** Start of INPUT **
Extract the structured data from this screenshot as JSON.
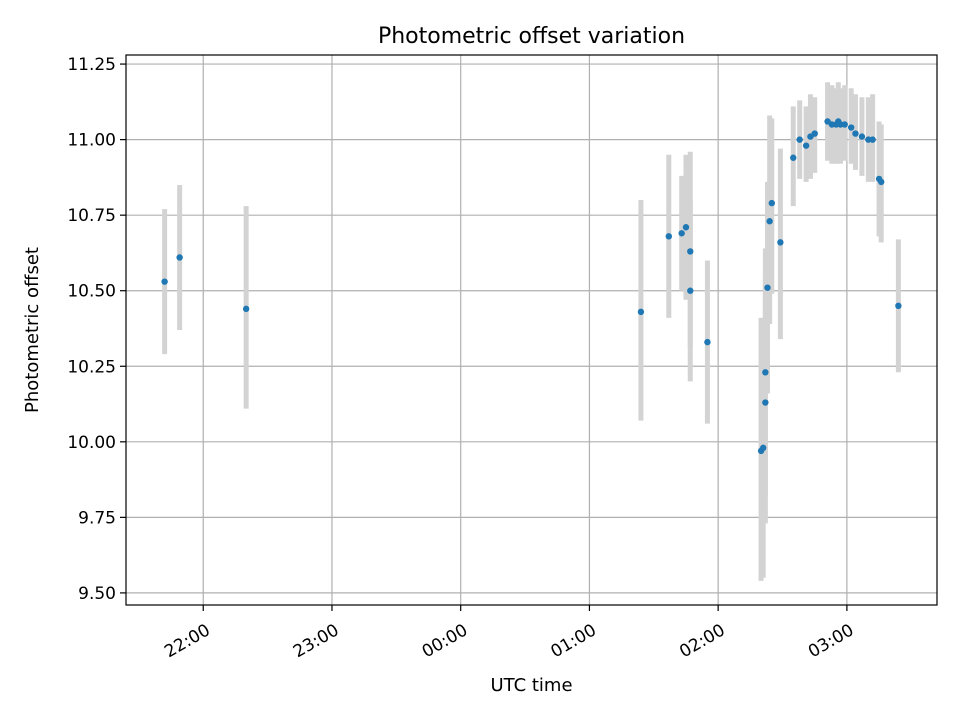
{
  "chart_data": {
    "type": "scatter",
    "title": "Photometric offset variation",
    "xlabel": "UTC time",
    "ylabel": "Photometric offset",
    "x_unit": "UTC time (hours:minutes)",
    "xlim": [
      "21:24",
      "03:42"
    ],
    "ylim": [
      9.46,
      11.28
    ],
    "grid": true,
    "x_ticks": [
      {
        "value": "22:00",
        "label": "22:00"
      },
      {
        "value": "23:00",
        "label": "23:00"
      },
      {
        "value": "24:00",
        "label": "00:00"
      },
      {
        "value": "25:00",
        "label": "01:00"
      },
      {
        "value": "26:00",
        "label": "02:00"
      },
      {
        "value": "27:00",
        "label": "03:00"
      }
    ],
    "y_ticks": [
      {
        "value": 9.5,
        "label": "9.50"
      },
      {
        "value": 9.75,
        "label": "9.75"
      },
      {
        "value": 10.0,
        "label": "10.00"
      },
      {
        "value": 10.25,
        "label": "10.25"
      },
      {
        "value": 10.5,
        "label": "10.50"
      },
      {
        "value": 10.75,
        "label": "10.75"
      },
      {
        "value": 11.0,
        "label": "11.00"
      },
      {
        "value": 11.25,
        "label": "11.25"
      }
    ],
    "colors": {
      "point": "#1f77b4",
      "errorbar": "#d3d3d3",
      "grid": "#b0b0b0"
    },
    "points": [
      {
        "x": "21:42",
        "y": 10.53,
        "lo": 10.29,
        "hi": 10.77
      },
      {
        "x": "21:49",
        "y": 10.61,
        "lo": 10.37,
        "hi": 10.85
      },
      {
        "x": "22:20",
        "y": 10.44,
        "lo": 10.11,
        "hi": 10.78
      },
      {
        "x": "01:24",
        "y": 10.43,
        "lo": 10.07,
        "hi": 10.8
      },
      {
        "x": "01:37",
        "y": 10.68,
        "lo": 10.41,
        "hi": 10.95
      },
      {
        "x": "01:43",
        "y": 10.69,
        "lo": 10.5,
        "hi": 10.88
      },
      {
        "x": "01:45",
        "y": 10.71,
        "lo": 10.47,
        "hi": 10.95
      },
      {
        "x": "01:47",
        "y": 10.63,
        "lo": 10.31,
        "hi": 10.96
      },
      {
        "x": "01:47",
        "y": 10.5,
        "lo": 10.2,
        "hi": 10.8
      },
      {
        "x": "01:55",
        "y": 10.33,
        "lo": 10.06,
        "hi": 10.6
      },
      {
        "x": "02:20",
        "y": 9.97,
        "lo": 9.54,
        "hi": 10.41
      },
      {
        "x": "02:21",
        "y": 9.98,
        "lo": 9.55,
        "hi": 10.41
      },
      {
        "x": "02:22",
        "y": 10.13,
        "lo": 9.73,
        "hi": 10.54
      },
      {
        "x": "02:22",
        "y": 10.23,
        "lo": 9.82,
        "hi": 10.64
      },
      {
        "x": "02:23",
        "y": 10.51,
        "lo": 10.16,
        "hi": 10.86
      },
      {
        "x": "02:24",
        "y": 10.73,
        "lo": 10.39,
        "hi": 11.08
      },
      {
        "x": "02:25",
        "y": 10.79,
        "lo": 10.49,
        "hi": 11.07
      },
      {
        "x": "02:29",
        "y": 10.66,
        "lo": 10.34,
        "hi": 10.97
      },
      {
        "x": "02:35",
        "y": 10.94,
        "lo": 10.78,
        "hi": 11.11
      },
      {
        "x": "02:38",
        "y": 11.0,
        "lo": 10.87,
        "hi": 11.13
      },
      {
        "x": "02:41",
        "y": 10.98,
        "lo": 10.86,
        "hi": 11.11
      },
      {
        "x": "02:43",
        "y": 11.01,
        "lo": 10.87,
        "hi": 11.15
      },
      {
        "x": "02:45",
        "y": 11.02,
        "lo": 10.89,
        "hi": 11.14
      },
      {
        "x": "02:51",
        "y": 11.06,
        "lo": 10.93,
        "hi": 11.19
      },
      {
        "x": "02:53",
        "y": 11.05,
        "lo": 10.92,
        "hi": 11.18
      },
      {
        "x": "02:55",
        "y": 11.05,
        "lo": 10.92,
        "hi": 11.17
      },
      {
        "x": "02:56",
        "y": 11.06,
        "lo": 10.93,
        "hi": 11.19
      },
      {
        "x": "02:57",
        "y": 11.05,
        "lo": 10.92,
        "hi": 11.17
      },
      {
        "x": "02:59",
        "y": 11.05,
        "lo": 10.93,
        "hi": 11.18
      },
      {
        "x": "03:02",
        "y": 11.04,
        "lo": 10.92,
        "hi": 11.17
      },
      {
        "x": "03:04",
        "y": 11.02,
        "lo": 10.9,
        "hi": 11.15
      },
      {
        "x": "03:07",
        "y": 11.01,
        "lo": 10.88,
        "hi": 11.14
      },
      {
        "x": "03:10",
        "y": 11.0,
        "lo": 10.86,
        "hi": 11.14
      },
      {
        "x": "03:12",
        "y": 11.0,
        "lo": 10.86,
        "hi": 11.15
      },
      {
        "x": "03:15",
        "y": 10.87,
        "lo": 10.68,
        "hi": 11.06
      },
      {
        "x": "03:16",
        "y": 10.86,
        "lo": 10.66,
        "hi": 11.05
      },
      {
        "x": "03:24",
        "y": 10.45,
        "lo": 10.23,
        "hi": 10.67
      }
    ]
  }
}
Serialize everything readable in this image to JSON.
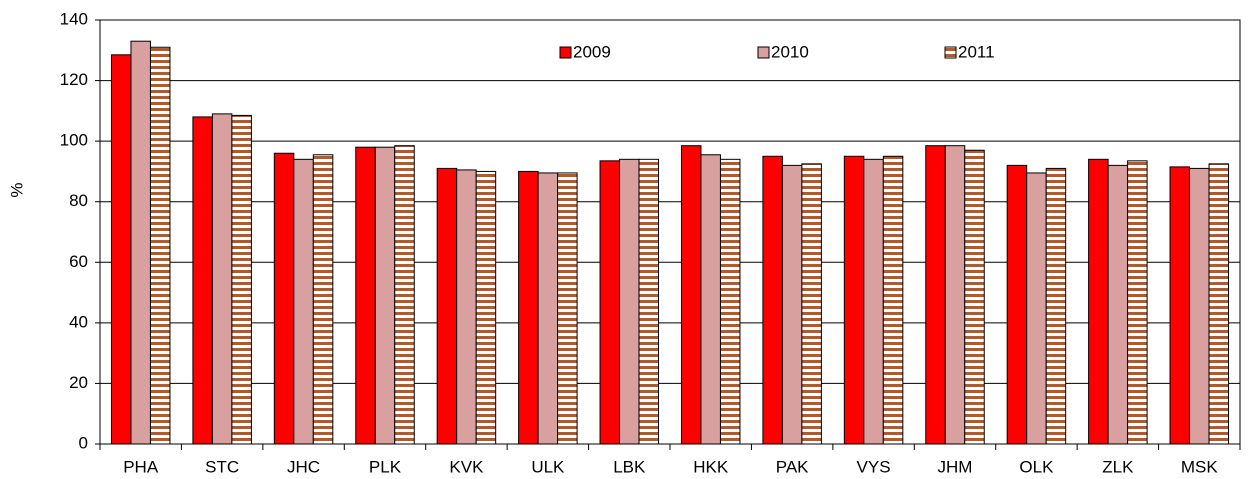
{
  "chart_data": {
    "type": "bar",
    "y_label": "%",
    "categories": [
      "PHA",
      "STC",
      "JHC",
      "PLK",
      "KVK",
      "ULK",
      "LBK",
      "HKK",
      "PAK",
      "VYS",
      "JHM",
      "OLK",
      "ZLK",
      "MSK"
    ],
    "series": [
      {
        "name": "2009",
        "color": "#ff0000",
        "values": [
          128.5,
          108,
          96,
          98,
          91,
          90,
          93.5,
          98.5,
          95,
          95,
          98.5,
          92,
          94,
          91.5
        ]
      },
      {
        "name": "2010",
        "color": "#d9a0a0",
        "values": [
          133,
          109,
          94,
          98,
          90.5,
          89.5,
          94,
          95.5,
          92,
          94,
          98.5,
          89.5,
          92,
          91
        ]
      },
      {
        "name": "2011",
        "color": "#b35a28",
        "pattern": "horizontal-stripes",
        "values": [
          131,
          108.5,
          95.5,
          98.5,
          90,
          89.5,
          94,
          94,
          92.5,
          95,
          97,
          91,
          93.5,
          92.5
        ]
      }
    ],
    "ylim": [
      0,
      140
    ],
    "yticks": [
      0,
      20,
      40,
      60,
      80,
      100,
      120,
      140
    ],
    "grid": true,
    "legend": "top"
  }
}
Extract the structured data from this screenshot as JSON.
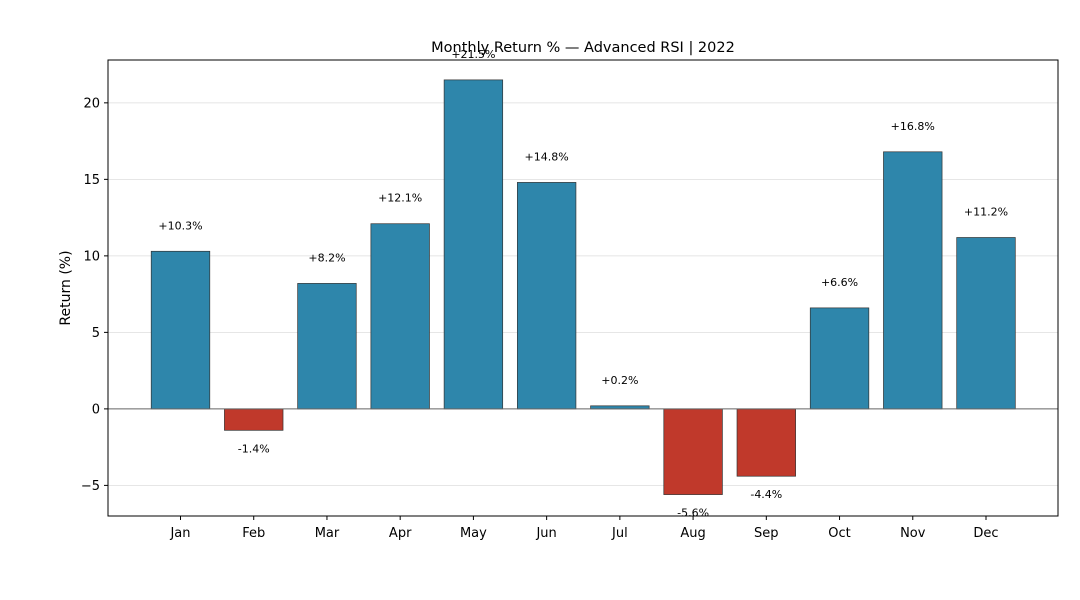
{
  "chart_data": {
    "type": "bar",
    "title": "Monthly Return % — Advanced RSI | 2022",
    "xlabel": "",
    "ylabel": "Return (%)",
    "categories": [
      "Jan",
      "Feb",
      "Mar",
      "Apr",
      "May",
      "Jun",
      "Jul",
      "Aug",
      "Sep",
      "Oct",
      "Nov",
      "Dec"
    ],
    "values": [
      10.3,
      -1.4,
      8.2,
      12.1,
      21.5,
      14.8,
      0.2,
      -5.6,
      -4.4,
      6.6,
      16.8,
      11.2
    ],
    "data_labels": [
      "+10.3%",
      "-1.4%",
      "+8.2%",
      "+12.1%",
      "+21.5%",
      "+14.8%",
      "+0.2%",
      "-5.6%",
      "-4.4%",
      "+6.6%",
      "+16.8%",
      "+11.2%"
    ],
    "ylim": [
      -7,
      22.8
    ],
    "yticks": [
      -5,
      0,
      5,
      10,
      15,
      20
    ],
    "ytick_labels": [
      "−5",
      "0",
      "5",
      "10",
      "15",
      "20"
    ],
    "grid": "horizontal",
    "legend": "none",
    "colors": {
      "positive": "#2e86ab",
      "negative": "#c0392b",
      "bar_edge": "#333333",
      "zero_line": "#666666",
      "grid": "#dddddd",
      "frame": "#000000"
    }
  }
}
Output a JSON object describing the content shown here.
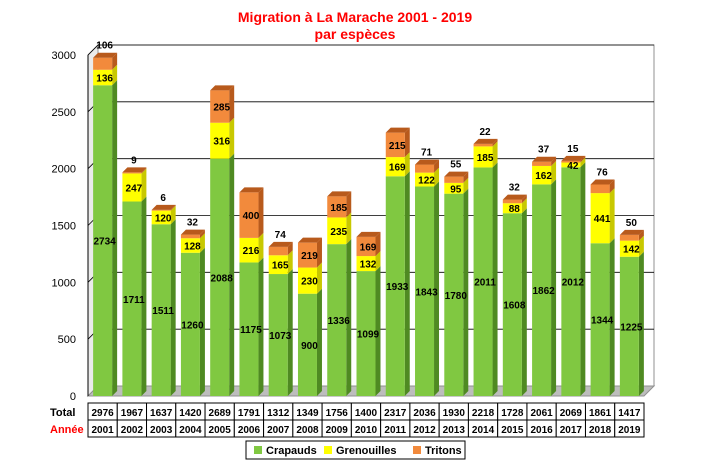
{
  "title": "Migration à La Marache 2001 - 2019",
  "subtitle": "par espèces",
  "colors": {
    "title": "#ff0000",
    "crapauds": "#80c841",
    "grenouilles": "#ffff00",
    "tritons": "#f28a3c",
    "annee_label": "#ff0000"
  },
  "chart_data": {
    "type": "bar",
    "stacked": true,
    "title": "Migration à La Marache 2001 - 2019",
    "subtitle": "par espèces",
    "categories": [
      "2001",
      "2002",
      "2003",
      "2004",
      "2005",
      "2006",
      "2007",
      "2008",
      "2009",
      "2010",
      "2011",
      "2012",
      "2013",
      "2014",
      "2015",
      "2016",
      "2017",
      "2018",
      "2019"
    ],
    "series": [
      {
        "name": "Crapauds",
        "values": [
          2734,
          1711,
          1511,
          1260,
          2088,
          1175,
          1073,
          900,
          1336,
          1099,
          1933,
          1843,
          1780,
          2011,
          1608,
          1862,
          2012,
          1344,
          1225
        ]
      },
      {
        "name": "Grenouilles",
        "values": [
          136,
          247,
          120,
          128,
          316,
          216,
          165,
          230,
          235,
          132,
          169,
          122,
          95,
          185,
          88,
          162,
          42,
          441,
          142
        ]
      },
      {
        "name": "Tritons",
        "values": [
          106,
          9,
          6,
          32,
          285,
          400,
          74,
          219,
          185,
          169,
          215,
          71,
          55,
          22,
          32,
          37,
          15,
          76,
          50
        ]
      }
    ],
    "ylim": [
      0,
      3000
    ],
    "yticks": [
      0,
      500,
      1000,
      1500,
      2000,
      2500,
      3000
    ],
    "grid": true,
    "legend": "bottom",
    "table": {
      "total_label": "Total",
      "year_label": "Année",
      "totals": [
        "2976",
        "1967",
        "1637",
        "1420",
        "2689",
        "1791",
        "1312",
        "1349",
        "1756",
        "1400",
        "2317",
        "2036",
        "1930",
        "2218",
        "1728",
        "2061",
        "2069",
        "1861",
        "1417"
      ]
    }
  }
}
** End of INPUT **
WHAT YOU ARE ASKED TO DO: Copy, from the material, each line that holds the string "horizontal".

EXPECTED ANSWER:
        "pattern": "horizontal-stripes",
    "grid": "horizontal",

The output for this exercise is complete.